**AIM OF THE EXERCISE:** Reproduce the records below in their entirety, character for character.
### MATERIAL SHOWN ###
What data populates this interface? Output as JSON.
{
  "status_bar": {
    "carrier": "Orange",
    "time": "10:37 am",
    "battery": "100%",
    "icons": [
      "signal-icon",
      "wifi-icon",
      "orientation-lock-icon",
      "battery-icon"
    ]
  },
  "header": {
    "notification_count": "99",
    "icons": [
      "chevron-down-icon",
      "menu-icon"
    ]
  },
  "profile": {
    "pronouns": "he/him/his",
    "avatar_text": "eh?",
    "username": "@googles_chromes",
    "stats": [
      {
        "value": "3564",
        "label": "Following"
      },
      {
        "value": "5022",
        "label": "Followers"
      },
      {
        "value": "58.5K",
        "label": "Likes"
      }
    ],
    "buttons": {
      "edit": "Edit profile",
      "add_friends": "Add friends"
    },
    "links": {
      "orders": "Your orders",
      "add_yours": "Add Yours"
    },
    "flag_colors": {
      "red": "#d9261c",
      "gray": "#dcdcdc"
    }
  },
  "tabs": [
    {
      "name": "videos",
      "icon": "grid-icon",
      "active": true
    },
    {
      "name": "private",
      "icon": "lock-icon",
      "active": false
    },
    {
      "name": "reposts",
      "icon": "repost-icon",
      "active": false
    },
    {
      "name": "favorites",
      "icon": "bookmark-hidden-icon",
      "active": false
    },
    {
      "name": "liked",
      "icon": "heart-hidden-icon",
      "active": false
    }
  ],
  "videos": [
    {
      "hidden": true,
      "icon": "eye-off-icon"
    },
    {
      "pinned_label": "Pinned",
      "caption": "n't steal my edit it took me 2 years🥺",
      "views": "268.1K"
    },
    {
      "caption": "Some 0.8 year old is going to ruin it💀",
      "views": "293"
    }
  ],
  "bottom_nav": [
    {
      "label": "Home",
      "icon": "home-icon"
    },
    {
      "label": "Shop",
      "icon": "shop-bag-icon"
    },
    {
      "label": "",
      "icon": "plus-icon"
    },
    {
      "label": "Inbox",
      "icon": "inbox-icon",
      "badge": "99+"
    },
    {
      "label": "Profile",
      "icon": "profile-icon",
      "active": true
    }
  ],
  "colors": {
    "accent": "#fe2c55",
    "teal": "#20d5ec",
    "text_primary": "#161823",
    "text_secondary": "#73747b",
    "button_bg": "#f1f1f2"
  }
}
###
**FULL SOLUTION:**
What data populates this interface? Output as JSON.
{
  "status_bar": {
    "carrier": "Orange",
    "time": "10:37 am",
    "battery": "100%",
    "icons": [
      "signal-icon",
      "wifi-icon",
      "orientation-lock-icon",
      "battery-icon"
    ]
  },
  "header": {
    "notification_count": "99",
    "icons": [
      "chevron-down-icon",
      "menu-icon"
    ]
  },
  "profile": {
    "pronouns": "he/him/his",
    "avatar_text": "eh?",
    "username": "@googles_chromes",
    "stats": [
      {
        "value": "3564",
        "label": "Following"
      },
      {
        "value": "5022",
        "label": "Followers"
      },
      {
        "value": "58.5K",
        "label": "Likes"
      }
    ],
    "buttons": {
      "edit": "Edit profile",
      "add_friends": "Add friends"
    },
    "links": {
      "orders": "Your orders",
      "add_yours": "Add Yours"
    },
    "flag_colors": {
      "red": "#d9261c",
      "gray": "#dcdcdc"
    }
  },
  "tabs": [
    {
      "name": "videos",
      "icon": "grid-icon",
      "active": true
    },
    {
      "name": "private",
      "icon": "lock-icon",
      "active": false
    },
    {
      "name": "reposts",
      "icon": "repost-icon",
      "active": false
    },
    {
      "name": "favorites",
      "icon": "bookmark-hidden-icon",
      "active": false
    },
    {
      "name": "liked",
      "icon": "heart-hidden-icon",
      "active": false
    }
  ],
  "videos": [
    {
      "hidden": true,
      "icon": "eye-off-icon"
    },
    {
      "pinned_label": "Pinned",
      "caption": "n't steal my edit it took me 2 years🥺",
      "views": "268.1K"
    },
    {
      "caption": "Some 0.8 year old is going to ruin it💀",
      "views": "293"
    }
  ],
  "bottom_nav": [
    {
      "label": "Home",
      "icon": "home-icon"
    },
    {
      "label": "Shop",
      "icon": "shop-bag-icon"
    },
    {
      "label": "",
      "icon": "plus-icon"
    },
    {
      "label": "Inbox",
      "icon": "inbox-icon",
      "badge": "99+"
    },
    {
      "label": "Profile",
      "icon": "profile-icon",
      "active": true
    }
  ],
  "colors": {
    "accent": "#fe2c55",
    "teal": "#20d5ec",
    "text_primary": "#161823",
    "text_secondary": "#73747b",
    "button_bg": "#f1f1f2"
  }
}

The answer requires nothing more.